[Exercise]: Quote the records in full and leave their pictures out.

[Data listing]:

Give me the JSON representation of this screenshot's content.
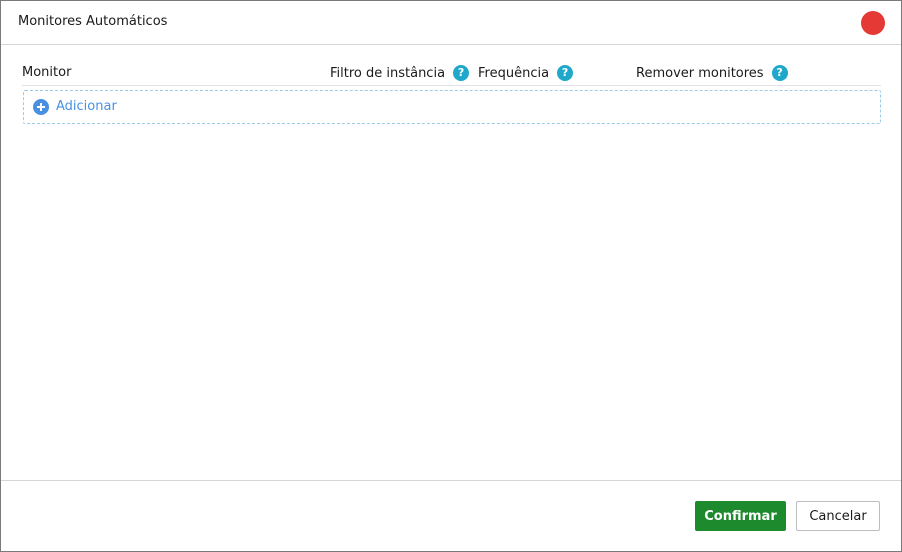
{
  "dialog": {
    "title": "Monitores Automáticos",
    "close_color": "#e53935"
  },
  "table": {
    "headers": {
      "monitor": "Monitor",
      "filter": "Filtro de instância",
      "frequency": "Frequência",
      "remove": "Remover monitores"
    },
    "help_glyph": "?",
    "add_label": "Adicionar"
  },
  "footer": {
    "confirm_label": "Confirmar",
    "cancel_label": "Cancelar",
    "confirm_color": "#1e8a2e"
  },
  "icons": {
    "close": "close-icon",
    "help": "help-icon",
    "add": "plus-circle-icon"
  }
}
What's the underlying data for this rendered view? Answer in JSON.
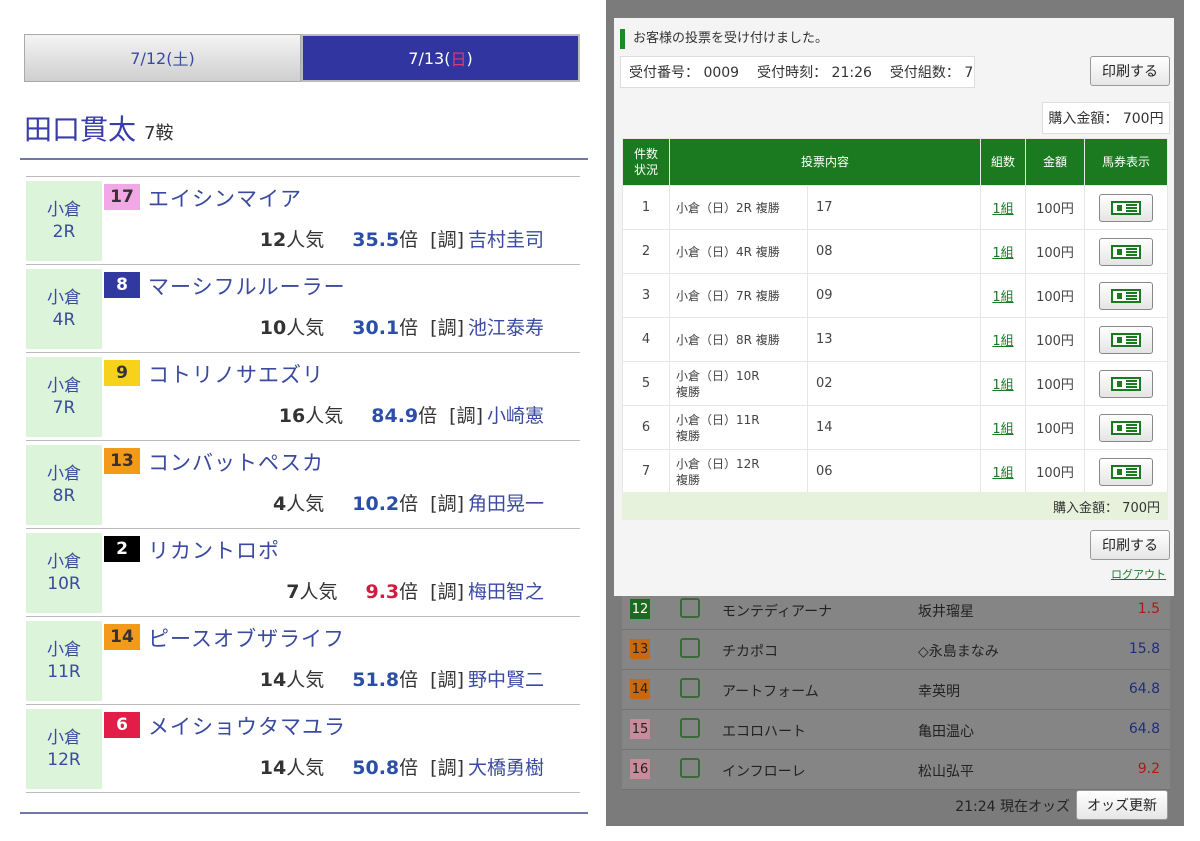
{
  "left": {
    "tabs": [
      {
        "label_pre": "7/12(",
        "label_day": "土",
        "label_post": ")"
      },
      {
        "label_pre": "7/13(",
        "label_day": "日",
        "label_post": ")"
      }
    ],
    "jockey": {
      "name": "田口貫太",
      "rides": "7鞍"
    },
    "rows": [
      {
        "place": "小倉",
        "race": "2R",
        "num": "17",
        "badge_bg": "#f2a8e6",
        "badge_fg": "#333333",
        "horse": "エイシンマイア",
        "pop_num": "12",
        "pop_unit": "人気",
        "odds_num": "35.5",
        "odds_unit": "倍",
        "trainer_tag": "[調]",
        "trainer": "吉村圭司",
        "odds_color": "blue"
      },
      {
        "place": "小倉",
        "race": "4R",
        "num": "8",
        "badge_bg": "#3139a0",
        "badge_fg": "#ffffff",
        "horse": "マーシフルルーラー",
        "pop_num": "10",
        "pop_unit": "人気",
        "odds_num": "30.1",
        "odds_unit": "倍",
        "trainer_tag": "[調]",
        "trainer": "池江泰寿",
        "odds_color": "blue"
      },
      {
        "place": "小倉",
        "race": "7R",
        "num": "9",
        "badge_bg": "#f7d21a",
        "badge_fg": "#333333",
        "horse": "コトリノサエズリ",
        "pop_num": "16",
        "pop_unit": "人気",
        "odds_num": "84.9",
        "odds_unit": "倍",
        "trainer_tag": "[調]",
        "trainer": "小崎憲",
        "odds_color": "blue"
      },
      {
        "place": "小倉",
        "race": "8R",
        "num": "13",
        "badge_bg": "#f39a1a",
        "badge_fg": "#333333",
        "horse": "コンバットペスカ",
        "pop_num": "4",
        "pop_unit": "人気",
        "odds_num": "10.2",
        "odds_unit": "倍",
        "trainer_tag": "[調]",
        "trainer": "角田晃一",
        "odds_color": "blue"
      },
      {
        "place": "小倉",
        "race": "10R",
        "num": "2",
        "badge_bg": "#000000",
        "badge_fg": "#ffffff",
        "horse": "リカントロポ",
        "pop_num": "7",
        "pop_unit": "人気",
        "odds_num": "9.3",
        "odds_unit": "倍",
        "trainer_tag": "[調]",
        "trainer": "梅田智之",
        "odds_color": "red"
      },
      {
        "place": "小倉",
        "race": "11R",
        "num": "14",
        "badge_bg": "#f39a1a",
        "badge_fg": "#333333",
        "horse": "ピースオブザライフ",
        "pop_num": "14",
        "pop_unit": "人気",
        "odds_num": "51.8",
        "odds_unit": "倍",
        "trainer_tag": "[調]",
        "trainer": "野中賢二",
        "odds_color": "blue"
      },
      {
        "place": "小倉",
        "race": "12R",
        "num": "6",
        "badge_bg": "#e11d48",
        "badge_fg": "#ffffff",
        "horse": "メイショウタマユラ",
        "pop_num": "14",
        "pop_unit": "人気",
        "odds_num": "50.8",
        "odds_unit": "倍",
        "trainer_tag": "[調]",
        "trainer": "大橋勇樹",
        "odds_color": "blue"
      }
    ]
  },
  "right": {
    "notice": "お客様の投票を受け付けました。",
    "receipt": {
      "no": "受付番号： 0009",
      "time": "受付時刻： 21:26",
      "count": "受付組数： 7"
    },
    "print_label": "印刷する",
    "purchase_amount": "購入金額： 700円",
    "headers": {
      "status": "件数\n状況",
      "content": "投票内容",
      "kumi": "組数",
      "amount": "金額",
      "ticket": "馬券表示"
    },
    "bets": [
      {
        "no": "1",
        "race": "小倉（日）2R 複勝",
        "sel": "17",
        "kumi": "1組",
        "amount": "100円"
      },
      {
        "no": "2",
        "race": "小倉（日）4R 複勝",
        "sel": "08",
        "kumi": "1組",
        "amount": "100円"
      },
      {
        "no": "3",
        "race": "小倉（日）7R 複勝",
        "sel": "09",
        "kumi": "1組",
        "amount": "100円"
      },
      {
        "no": "4",
        "race": "小倉（日）8R 複勝",
        "sel": "13",
        "kumi": "1組",
        "amount": "100円"
      },
      {
        "no": "5",
        "race": "小倉（日）10R\n複勝",
        "sel": "02",
        "kumi": "1組",
        "amount": "100円"
      },
      {
        "no": "6",
        "race": "小倉（日）11R\n複勝",
        "sel": "14",
        "kumi": "1組",
        "amount": "100円"
      },
      {
        "no": "7",
        "race": "小倉（日）12R\n複勝",
        "sel": "06",
        "kumi": "1組",
        "amount": "100円"
      }
    ],
    "total": "購入金額： 700円",
    "logout": "ログアウト",
    "odds_rows": [
      {
        "num": "12",
        "num_bg": "#1b6b1f",
        "num_fg": "#ffffff",
        "name": "モンテディアーナ",
        "jockey": "坂井瑠星",
        "odds": "1.5",
        "odds_color": "#b01818"
      },
      {
        "num": "13",
        "num_bg": "#c56a12",
        "num_fg": "#222222",
        "name": "チカポコ",
        "jockey": "◇永島まなみ",
        "odds": "15.8",
        "odds_color": "#1e2f7a"
      },
      {
        "num": "14",
        "num_bg": "#c56a12",
        "num_fg": "#222222",
        "name": "アートフォーム",
        "jockey": "幸英明",
        "odds": "64.8",
        "odds_color": "#1e2f7a"
      },
      {
        "num": "15",
        "num_bg": "#c98a9c",
        "num_fg": "#222222",
        "name": "エコロハート",
        "jockey": "亀田温心",
        "odds": "64.8",
        "odds_color": "#1e2f7a"
      },
      {
        "num": "16",
        "num_bg": "#c98a9c",
        "num_fg": "#222222",
        "name": "インフローレ",
        "jockey": "松山弘平",
        "odds": "9.2",
        "odds_color": "#b01818"
      }
    ],
    "update_time": "21:24 現在オッズ",
    "update_button": "オッズ更新"
  }
}
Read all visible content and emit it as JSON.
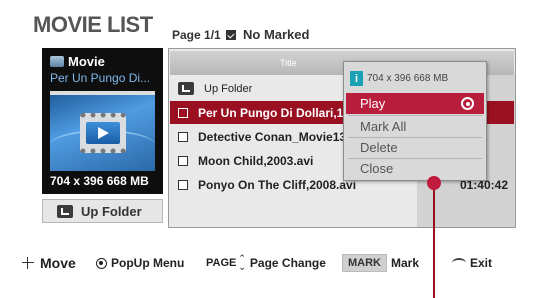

[Exercise solution]:
Give me the JSON representation of this screenshot's content.
{
  "dialog": {
    "title": "Monitores Automáticos",
    "close_color": "#e53935"
  },
  "table": {
    "headers": {
      "monitor": "Monitor",
      "filter": "Filtro de instância",
      "frequency": "Frequência",
      "remove": "Remover monitores"
    },
    "help_glyph": "?",
    "add_label": "Adicionar"
  },
  "footer": {
    "confirm_label": "Confirmar",
    "cancel_label": "Cancelar",
    "confirm_color": "#1e8a2e"
  },
  "icons": {
    "close": "close-icon",
    "help": "help-icon",
    "add": "plus-circle-icon"
  }
}
What's the underlying data for this rendered view? Answer in JSON.
{
  "left": {
    "tabs": [
      {
        "label_pre": "7/12(",
        "label_day": "土",
        "label_post": ")"
      },
      {
        "label_pre": "7/13(",
        "label_day": "日",
        "label_post": ")"
      }
    ],
    "jockey": {
      "name": "田口貫太",
      "rides": "7鞍"
    },
    "rows": [
      {
        "place": "小倉",
        "race": "2R",
        "num": "17",
        "badge_bg": "#f2a8e6",
        "badge_fg": "#333333",
        "horse": "エイシンマイア",
        "pop_num": "12",
        "pop_unit": "人気",
        "odds_num": "35.5",
        "odds_unit": "倍",
        "trainer_tag": "[調]",
        "trainer": "吉村圭司",
        "odds_color": "blue"
      },
      {
        "place": "小倉",
        "race": "4R",
        "num": "8",
        "badge_bg": "#3139a0",
        "badge_fg": "#ffffff",
        "horse": "マーシフルルーラー",
        "pop_num": "10",
        "pop_unit": "人気",
        "odds_num": "30.1",
        "odds_unit": "倍",
        "trainer_tag": "[調]",
        "trainer": "池江泰寿",
        "odds_color": "blue"
      },
      {
        "place": "小倉",
        "race": "7R",
        "num": "9",
        "badge_bg": "#f7d21a",
        "badge_fg": "#333333",
        "horse": "コトリノサエズリ",
        "pop_num": "16",
        "pop_unit": "人気",
        "odds_num": "84.9",
        "odds_unit": "倍",
        "trainer_tag": "[調]",
        "trainer": "小崎憲",
        "odds_color": "blue"
      },
      {
        "place": "小倉",
        "race": "8R",
        "num": "13",
        "badge_bg": "#f39a1a",
        "badge_fg": "#333333",
        "horse": "コンバットペスカ",
        "pop_num": "4",
        "pop_unit": "人気",
        "odds_num": "10.2",
        "odds_unit": "倍",
        "trainer_tag": "[調]",
        "trainer": "角田晃一",
        "odds_color": "blue"
      },
      {
        "place": "小倉",
        "race": "10R",
        "num": "2",
        "badge_bg": "#000000",
        "badge_fg": "#ffffff",
        "horse": "リカントロポ",
        "pop_num": "7",
        "pop_unit": "人気",
        "odds_num": "9.3",
        "odds_unit": "倍",
        "trainer_tag": "[調]",
        "trainer": "梅田智之",
        "odds_color": "red"
      },
      {
        "place": "小倉",
        "race": "11R",
        "num": "14",
        "badge_bg": "#f39a1a",
        "badge_fg": "#333333",
        "horse": "ピースオブザライフ",
        "pop_num": "14",
        "pop_unit": "人気",
        "odds_num": "51.8",
        "odds_unit": "倍",
        "trainer_tag": "[調]",
        "trainer": "野中賢二",
        "odds_color": "blue"
      },
      {
        "place": "小倉",
        "race": "12R",
        "num": "6",
        "badge_bg": "#e11d48",
        "badge_fg": "#ffffff",
        "horse": "メイショウタマユラ",
        "pop_num": "14",
        "pop_unit": "人気",
        "odds_num": "50.8",
        "odds_unit": "倍",
        "trainer_tag": "[調]",
        "trainer": "大橋勇樹",
        "odds_color": "blue"
      }
    ]
  },
  "right": {
    "notice": "お客様の投票を受け付けました。",
    "receipt": {
      "no": "受付番号： 0009",
      "time": "受付時刻： 21:26",
      "count": "受付組数： 7"
    },
    "print_label": "印刷する",
    "purchase_amount": "購入金額： 700円",
    "headers": {
      "status": "件数\n状況",
      "content": "投票内容",
      "kumi": "組数",
      "amount": "金額",
      "ticket": "馬券表示"
    },
    "bets": [
      {
        "no": "1",
        "race": "小倉（日）2R 複勝",
        "sel": "17",
        "kumi": "1組",
        "amount": "100円"
      },
      {
        "no": "2",
        "race": "小倉（日）4R 複勝",
        "sel": "08",
        "kumi": "1組",
        "amount": "100円"
      },
      {
        "no": "3",
        "race": "小倉（日）7R 複勝",
        "sel": "09",
        "kumi": "1組",
        "amount": "100円"
      },
      {
        "no": "4",
        "race": "小倉（日）8R 複勝",
        "sel": "13",
        "kumi": "1組",
        "amount": "100円"
      },
      {
        "no": "5",
        "race": "小倉（日）10R\n複勝",
        "sel": "02",
        "kumi": "1組",
        "amount": "100円"
      },
      {
        "no": "6",
        "race": "小倉（日）11R\n複勝",
        "sel": "14",
        "kumi": "1組",
        "amount": "100円"
      },
      {
        "no": "7",
        "race": "小倉（日）12R\n複勝",
        "sel": "06",
        "kumi": "1組",
        "amount": "100円"
      }
    ],
    "total": "購入金額： 700円",
    "logout": "ログアウト",
    "odds_rows": [
      {
        "num": "12",
        "num_bg": "#1b6b1f",
        "num_fg": "#ffffff",
        "name": "モンテディアーナ",
        "jockey": "坂井瑠星",
        "odds": "1.5",
        "odds_color": "#b01818"
      },
      {
        "num": "13",
        "num_bg": "#c56a12",
        "num_fg": "#222222",
        "name": "チカポコ",
        "jockey": "◇永島まなみ",
        "odds": "15.8",
        "odds_color": "#1e2f7a"
      },
      {
        "num": "14",
        "num_bg": "#c56a12",
        "num_fg": "#222222",
        "name": "アートフォーム",
        "jockey": "幸英明",
        "odds": "64.8",
        "odds_color": "#1e2f7a"
      },
      {
        "num": "15",
        "num_bg": "#c98a9c",
        "num_fg": "#222222",
        "name": "エコロハート",
        "jockey": "亀田温心",
        "odds": "64.8",
        "odds_color": "#1e2f7a"
      },
      {
        "num": "16",
        "num_bg": "#c98a9c",
        "num_fg": "#222222",
        "name": "インフローレ",
        "jockey": "松山弘平",
        "odds": "9.2",
        "odds_color": "#b01818"
      }
    ],
    "update_time": "21:24 現在オッズ",
    "update_button": "オッズ更新"
  }
}
Read all visible content and emit it as JSON.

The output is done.